> [WHAT TO WORK ON] Locate every line below that contains the word "this" and copy it.

## Begin RECORD EXTRACTS

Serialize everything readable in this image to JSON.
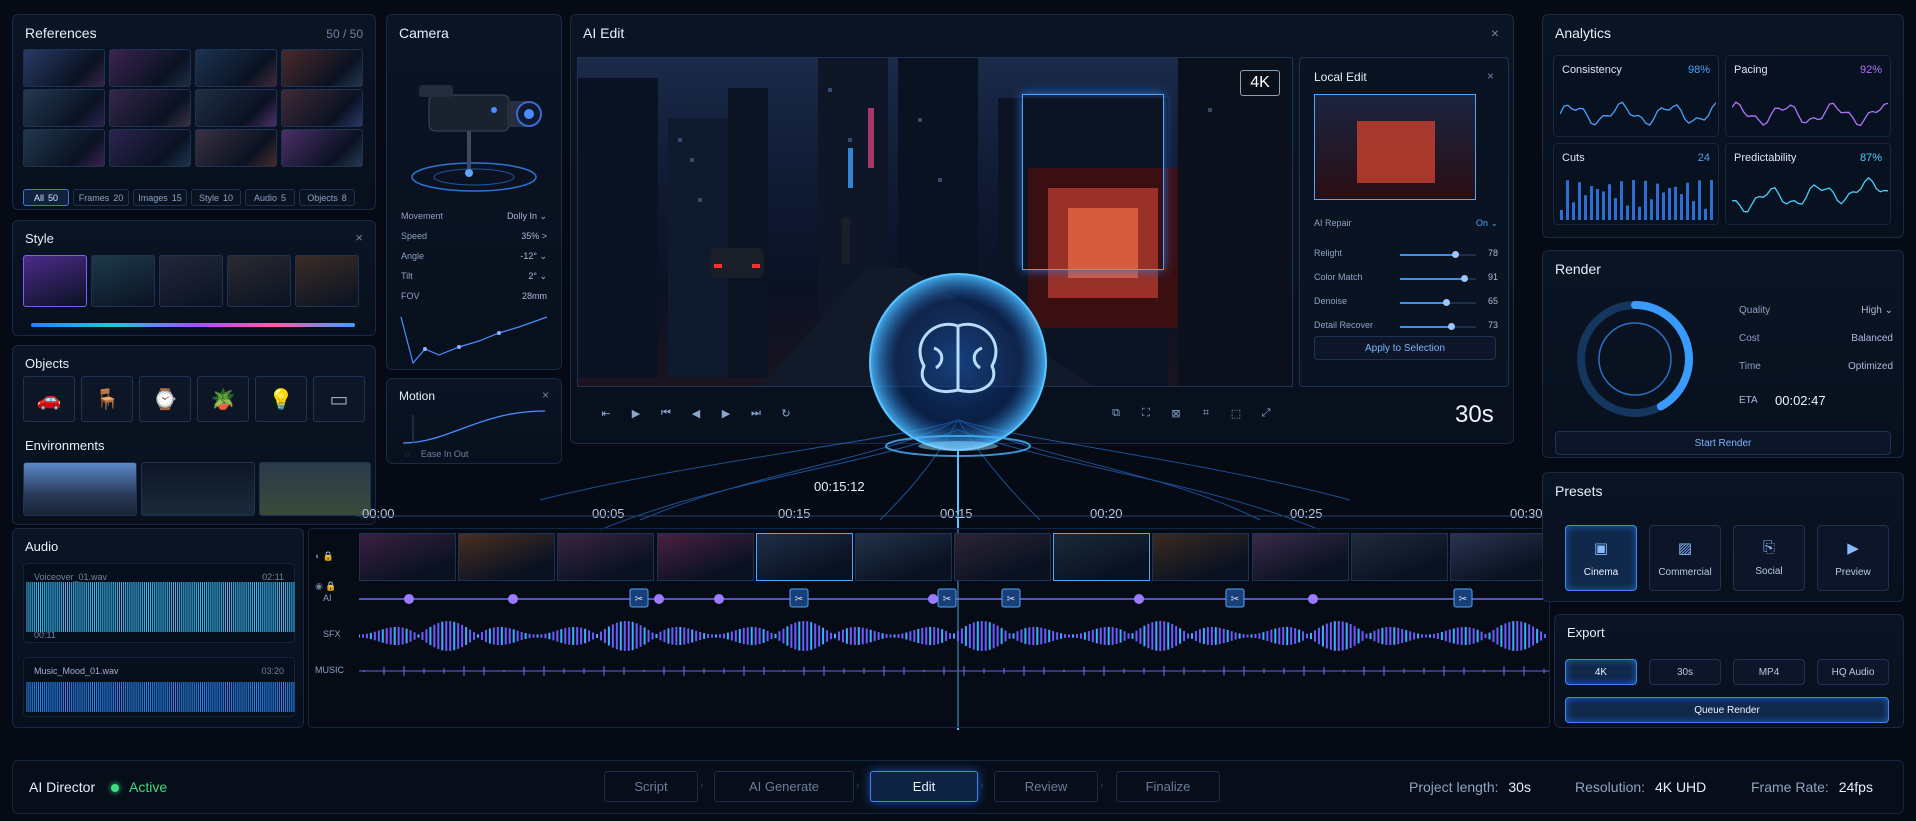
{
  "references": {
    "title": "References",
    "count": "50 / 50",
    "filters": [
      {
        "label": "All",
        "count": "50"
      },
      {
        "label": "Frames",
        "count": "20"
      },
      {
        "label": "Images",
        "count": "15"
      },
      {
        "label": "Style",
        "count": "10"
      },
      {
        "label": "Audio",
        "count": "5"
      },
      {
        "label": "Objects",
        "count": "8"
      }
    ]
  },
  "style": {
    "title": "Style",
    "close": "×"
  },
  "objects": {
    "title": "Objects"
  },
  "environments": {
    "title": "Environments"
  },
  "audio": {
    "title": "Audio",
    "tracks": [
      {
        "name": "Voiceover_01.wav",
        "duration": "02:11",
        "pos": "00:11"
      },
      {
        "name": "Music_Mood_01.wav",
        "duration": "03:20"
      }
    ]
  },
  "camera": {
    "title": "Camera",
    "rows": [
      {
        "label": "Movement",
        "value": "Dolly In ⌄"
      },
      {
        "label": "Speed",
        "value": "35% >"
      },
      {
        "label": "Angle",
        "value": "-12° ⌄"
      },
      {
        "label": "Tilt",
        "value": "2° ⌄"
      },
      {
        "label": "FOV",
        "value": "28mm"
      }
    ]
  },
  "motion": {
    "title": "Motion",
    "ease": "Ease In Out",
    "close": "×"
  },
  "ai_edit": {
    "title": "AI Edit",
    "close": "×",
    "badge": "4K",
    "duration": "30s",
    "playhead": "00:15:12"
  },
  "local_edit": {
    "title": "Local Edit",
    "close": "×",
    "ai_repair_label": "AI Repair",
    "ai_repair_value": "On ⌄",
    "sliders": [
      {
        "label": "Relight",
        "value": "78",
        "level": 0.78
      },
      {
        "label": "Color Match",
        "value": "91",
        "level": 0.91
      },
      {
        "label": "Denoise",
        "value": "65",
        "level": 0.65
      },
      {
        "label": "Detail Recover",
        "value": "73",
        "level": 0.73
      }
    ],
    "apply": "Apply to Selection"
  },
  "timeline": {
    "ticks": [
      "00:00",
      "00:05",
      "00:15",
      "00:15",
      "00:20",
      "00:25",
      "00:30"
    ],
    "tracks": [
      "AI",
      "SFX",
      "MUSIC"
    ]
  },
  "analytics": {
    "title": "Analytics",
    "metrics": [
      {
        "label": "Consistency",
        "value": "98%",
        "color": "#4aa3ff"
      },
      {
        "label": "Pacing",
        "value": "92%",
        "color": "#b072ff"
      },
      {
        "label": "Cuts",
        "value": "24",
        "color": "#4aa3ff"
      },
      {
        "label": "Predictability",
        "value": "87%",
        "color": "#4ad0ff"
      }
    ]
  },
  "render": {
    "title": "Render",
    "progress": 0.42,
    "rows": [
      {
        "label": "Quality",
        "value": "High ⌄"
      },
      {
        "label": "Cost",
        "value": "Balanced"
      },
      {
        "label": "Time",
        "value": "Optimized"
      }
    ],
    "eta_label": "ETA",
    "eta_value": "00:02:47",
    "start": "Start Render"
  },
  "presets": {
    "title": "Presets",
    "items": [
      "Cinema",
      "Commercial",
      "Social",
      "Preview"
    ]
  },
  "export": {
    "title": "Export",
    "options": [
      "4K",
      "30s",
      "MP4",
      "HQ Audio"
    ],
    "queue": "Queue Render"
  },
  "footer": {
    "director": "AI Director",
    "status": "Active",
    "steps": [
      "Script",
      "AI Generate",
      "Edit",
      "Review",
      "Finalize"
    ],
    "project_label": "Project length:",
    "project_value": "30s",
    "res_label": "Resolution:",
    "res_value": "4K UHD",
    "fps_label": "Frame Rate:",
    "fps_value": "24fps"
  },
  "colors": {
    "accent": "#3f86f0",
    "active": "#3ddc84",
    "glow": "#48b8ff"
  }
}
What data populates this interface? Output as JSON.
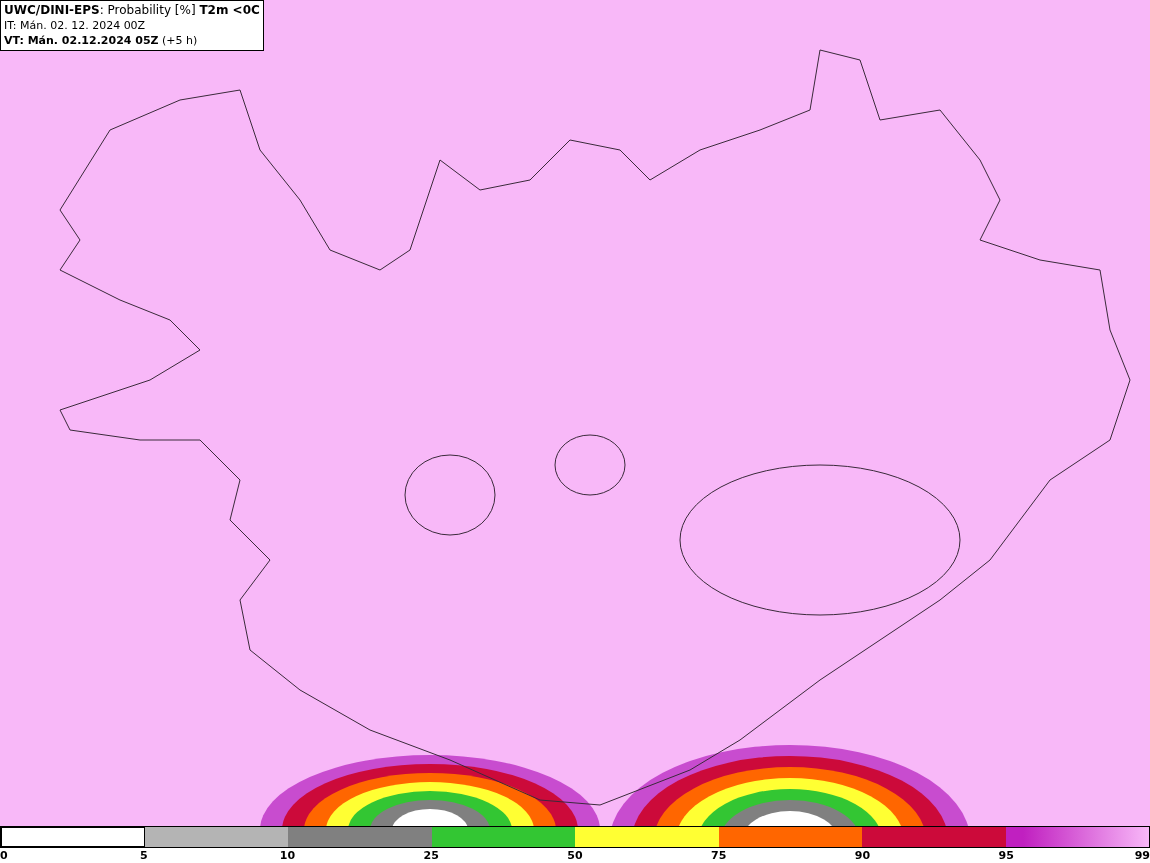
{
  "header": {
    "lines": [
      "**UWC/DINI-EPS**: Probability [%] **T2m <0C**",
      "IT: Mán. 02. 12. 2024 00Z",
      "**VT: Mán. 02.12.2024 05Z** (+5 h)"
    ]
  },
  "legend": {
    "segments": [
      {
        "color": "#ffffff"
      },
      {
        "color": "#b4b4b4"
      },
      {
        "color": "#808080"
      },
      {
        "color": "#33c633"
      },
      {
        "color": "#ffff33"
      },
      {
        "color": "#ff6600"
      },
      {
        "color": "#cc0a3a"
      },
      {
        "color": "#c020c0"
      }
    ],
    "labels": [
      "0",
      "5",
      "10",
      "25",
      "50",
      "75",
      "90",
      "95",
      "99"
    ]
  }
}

## End RECORD EXTRACTS

> [RESPONSE BELOW]
Serialize everything readable in this image to JSON.
What data populates this interface? Output as JSON.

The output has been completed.